**Problem to solve:** Copy the data below verbatim, line for line, with no changes.

[START OF Listed entries]

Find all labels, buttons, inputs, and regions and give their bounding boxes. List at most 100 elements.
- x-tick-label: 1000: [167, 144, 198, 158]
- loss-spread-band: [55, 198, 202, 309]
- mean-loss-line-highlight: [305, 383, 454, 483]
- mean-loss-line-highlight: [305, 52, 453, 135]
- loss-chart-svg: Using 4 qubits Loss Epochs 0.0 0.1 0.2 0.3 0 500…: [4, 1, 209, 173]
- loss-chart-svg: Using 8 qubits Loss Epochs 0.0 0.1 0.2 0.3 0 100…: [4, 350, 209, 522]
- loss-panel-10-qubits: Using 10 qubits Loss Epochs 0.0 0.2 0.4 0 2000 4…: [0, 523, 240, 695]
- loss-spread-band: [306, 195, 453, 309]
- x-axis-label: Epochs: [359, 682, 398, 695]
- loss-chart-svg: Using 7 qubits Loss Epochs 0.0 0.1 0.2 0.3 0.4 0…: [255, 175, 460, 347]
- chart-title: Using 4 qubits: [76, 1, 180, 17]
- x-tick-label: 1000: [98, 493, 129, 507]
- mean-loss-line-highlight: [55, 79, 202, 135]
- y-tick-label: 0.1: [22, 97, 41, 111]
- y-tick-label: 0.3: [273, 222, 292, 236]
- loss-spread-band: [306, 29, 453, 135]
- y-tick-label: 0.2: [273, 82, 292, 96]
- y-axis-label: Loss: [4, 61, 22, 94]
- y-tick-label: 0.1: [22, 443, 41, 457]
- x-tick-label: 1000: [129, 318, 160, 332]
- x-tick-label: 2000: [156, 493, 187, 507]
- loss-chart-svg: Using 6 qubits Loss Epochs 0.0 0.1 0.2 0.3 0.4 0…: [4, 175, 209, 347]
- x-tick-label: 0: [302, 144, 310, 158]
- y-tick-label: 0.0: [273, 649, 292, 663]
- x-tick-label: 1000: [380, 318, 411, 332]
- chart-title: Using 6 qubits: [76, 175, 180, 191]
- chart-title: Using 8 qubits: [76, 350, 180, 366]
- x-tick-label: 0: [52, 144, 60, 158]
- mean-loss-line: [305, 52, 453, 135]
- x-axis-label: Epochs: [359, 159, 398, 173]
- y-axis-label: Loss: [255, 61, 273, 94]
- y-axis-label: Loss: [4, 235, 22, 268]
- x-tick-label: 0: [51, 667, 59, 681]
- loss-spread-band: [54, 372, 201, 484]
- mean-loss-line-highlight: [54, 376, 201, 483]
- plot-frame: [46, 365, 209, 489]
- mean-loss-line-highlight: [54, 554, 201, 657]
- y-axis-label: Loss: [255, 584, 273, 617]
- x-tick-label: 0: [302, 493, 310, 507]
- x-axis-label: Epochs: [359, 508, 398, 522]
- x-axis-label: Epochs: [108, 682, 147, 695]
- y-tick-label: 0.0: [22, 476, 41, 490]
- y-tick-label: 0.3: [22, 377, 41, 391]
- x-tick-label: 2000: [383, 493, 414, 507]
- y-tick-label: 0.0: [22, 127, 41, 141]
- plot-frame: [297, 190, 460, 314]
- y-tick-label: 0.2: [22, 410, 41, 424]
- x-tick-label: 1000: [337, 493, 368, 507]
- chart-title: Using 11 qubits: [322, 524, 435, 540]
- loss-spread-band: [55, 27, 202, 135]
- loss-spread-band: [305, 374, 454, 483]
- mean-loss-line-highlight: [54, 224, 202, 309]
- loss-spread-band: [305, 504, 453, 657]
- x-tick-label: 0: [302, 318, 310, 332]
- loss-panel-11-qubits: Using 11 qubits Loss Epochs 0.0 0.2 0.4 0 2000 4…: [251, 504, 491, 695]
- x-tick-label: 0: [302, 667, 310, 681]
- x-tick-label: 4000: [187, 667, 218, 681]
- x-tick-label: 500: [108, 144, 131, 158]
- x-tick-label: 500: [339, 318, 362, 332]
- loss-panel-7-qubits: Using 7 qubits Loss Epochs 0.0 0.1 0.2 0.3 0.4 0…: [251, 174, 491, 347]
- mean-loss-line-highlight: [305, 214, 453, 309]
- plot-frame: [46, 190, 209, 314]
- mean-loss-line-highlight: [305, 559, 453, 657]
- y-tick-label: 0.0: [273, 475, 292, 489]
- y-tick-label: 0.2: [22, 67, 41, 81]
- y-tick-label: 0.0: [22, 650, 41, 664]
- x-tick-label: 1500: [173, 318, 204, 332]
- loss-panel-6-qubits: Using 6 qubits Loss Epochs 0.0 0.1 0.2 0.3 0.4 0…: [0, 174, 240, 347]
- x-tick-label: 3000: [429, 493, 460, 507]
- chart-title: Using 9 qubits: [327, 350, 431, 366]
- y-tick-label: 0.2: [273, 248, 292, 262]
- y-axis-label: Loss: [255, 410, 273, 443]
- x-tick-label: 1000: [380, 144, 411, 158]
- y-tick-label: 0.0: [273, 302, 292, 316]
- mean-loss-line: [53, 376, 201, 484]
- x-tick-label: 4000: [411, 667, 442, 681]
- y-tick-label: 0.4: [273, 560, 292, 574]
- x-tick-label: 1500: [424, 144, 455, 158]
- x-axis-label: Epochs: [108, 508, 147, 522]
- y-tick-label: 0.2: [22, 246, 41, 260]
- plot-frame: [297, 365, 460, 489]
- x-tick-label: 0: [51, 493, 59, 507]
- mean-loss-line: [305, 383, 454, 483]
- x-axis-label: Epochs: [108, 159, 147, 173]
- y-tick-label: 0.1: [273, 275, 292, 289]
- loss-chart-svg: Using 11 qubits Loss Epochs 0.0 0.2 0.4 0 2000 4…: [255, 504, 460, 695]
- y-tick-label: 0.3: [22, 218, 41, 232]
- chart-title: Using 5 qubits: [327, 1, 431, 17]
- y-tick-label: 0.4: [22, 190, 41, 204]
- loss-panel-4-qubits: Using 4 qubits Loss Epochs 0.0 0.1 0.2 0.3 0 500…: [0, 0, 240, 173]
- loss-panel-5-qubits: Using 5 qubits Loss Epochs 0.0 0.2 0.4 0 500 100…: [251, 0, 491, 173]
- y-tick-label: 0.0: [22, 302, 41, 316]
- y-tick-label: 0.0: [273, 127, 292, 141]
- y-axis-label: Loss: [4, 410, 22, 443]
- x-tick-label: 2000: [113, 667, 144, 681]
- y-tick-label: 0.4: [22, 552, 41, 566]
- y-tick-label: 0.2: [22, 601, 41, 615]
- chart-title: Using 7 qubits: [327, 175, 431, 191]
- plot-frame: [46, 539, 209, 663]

[END OF Listed entries]

**Correct answer:**
Find all labels, buttons, inputs, and regions and give their bounding boxes. List at most 100 elements.
- x-tick-label: 1000: [167, 144, 198, 158]
- loss-spread-band: [55, 198, 202, 309]
- mean-loss-line-highlight: [305, 383, 454, 483]
- mean-loss-line-highlight: [305, 52, 453, 135]
- loss-chart-svg: Using 4 qubits Loss Epochs 0.0 0.1 0.2 0.3 0 500…: [4, 1, 209, 173]
- loss-chart-svg: Using 8 qubits Loss Epochs 0.0 0.1 0.2 0.3 0 100…: [4, 350, 209, 522]
- loss-panel-10-qubits: Using 10 qubits Loss Epochs 0.0 0.2 0.4 0 2000 4…: [0, 523, 240, 695]
- loss-spread-band: [306, 195, 453, 309]
- x-axis-label: Epochs: [359, 682, 398, 695]
- loss-chart-svg: Using 7 qubits Loss Epochs 0.0 0.1 0.2 0.3 0.4 0…: [255, 175, 460, 347]
- chart-title: Using 4 qubits: [76, 1, 180, 17]
- x-tick-label: 1000: [98, 493, 129, 507]
- mean-loss-line-highlight: [55, 79, 202, 135]
- y-tick-label: 0.1: [22, 97, 41, 111]
- y-tick-label: 0.3: [273, 222, 292, 236]
- loss-spread-band: [306, 29, 453, 135]
- y-tick-label: 0.2: [273, 82, 292, 96]
- y-axis-label: Loss: [4, 61, 22, 94]
- y-tick-label: 0.1: [22, 443, 41, 457]
- x-tick-label: 1000: [129, 318, 160, 332]
- x-tick-label: 2000: [156, 493, 187, 507]
- loss-chart-svg: Using 6 qubits Loss Epochs 0.0 0.1 0.2 0.3 0.4 0…: [4, 175, 209, 347]
- x-tick-label: 0: [302, 144, 310, 158]
- y-tick-label: 0.0: [273, 649, 292, 663]
- x-tick-label: 1000: [380, 318, 411, 332]
- chart-title: Using 6 qubits: [76, 175, 180, 191]
- chart-title: Using 8 qubits: [76, 350, 180, 366]
- x-tick-label: 0: [52, 144, 60, 158]
- mean-loss-line: [305, 52, 453, 135]
- x-axis-label: Epochs: [359, 159, 398, 173]
- y-axis-label: Loss: [255, 61, 273, 94]
- y-axis-label: Loss: [4, 235, 22, 268]
- x-tick-label: 0: [51, 667, 59, 681]
- loss-spread-band: [54, 372, 201, 484]
- mean-loss-line-highlight: [54, 376, 201, 483]
- plot-frame: [46, 365, 209, 489]
- mean-loss-line-highlight: [54, 554, 201, 657]
- y-axis-label: Loss: [255, 584, 273, 617]
- x-tick-label: 0: [302, 493, 310, 507]
- x-axis-label: Epochs: [359, 508, 398, 522]
- x-axis-label: Epochs: [108, 682, 147, 695]
- y-tick-label: 0.0: [22, 476, 41, 490]
- y-tick-label: 0.3: [22, 377, 41, 391]
- x-tick-label: 2000: [383, 493, 414, 507]
- y-tick-label: 0.0: [22, 127, 41, 141]
- plot-frame: [297, 190, 460, 314]
- y-tick-label: 0.2: [22, 410, 41, 424]
- x-tick-label: 1000: [337, 493, 368, 507]
- chart-title: Using 11 qubits: [322, 524, 435, 540]
- loss-spread-band: [55, 27, 202, 135]
- loss-spread-band: [305, 374, 454, 483]
- mean-loss-line-highlight: [54, 224, 202, 309]
- loss-spread-band: [305, 504, 453, 657]
- x-tick-label: 0: [302, 318, 310, 332]
- loss-panel-11-qubits: Using 11 qubits Loss Epochs 0.0 0.2 0.4 0 2000 4…: [251, 504, 491, 695]
- x-tick-label: 0: [302, 667, 310, 681]
- x-tick-label: 4000: [187, 667, 218, 681]
- x-tick-label: 500: [108, 144, 131, 158]
- x-tick-label: 500: [339, 318, 362, 332]
- loss-panel-7-qubits: Using 7 qubits Loss Epochs 0.0 0.1 0.2 0.3 0.4 0…: [251, 174, 491, 347]
- mean-loss-line-highlight: [305, 214, 453, 309]
- plot-frame: [46, 190, 209, 314]
- mean-loss-line-highlight: [305, 559, 453, 657]
- y-tick-label: 0.0: [273, 475, 292, 489]
- y-tick-label: 0.2: [22, 67, 41, 81]
- y-tick-label: 0.0: [22, 650, 41, 664]
- x-tick-label: 1500: [173, 318, 204, 332]
- loss-panel-6-qubits: Using 6 qubits Loss Epochs 0.0 0.1 0.2 0.3 0.4 0…: [0, 174, 240, 347]
- x-tick-label: 3000: [429, 493, 460, 507]
- chart-title: Using 9 qubits: [327, 350, 431, 366]
- y-tick-label: 0.2: [273, 248, 292, 262]
- y-axis-label: Loss: [255, 410, 273, 443]
- x-tick-label: 1000: [380, 144, 411, 158]
- y-tick-label: 0.0: [273, 302, 292, 316]
- mean-loss-line: [53, 376, 201, 484]
- x-tick-label: 4000: [411, 667, 442, 681]
- y-tick-label: 0.4: [273, 560, 292, 574]
- x-tick-label: 1500: [424, 144, 455, 158]
- x-axis-label: Epochs: [108, 508, 147, 522]
- y-tick-label: 0.2: [22, 246, 41, 260]
- plot-frame: [297, 365, 460, 489]
- x-tick-label: 0: [51, 493, 59, 507]
- mean-loss-line: [305, 383, 454, 483]
- x-axis-label: Epochs: [108, 159, 147, 173]
- y-tick-label: 0.1: [273, 275, 292, 289]
- loss-chart-svg: Using 11 qubits Loss Epochs 0.0 0.2 0.4 0 2000 4…: [255, 504, 460, 695]
- y-tick-label: 0.3: [22, 218, 41, 232]
- chart-title: Using 5 qubits: [327, 1, 431, 17]
- y-tick-label: 0.4: [22, 190, 41, 204]
- loss-panel-4-qubits: Using 4 qubits Loss Epochs 0.0 0.1 0.2 0.3 0 500…: [0, 0, 240, 173]
- loss-panel-5-qubits: Using 5 qubits Loss Epochs 0.0 0.2 0.4 0 500 100…: [251, 0, 491, 173]
- y-tick-label: 0.0: [22, 302, 41, 316]
- y-tick-label: 0.0: [273, 127, 292, 141]
- y-axis-label: Loss: [4, 410, 22, 443]
- x-tick-label: 2000: [113, 667, 144, 681]
- y-tick-label: 0.4: [22, 552, 41, 566]
- y-tick-label: 0.2: [22, 601, 41, 615]
- chart-title: Using 7 qubits: [327, 175, 431, 191]
- plot-frame: [46, 539, 209, 663]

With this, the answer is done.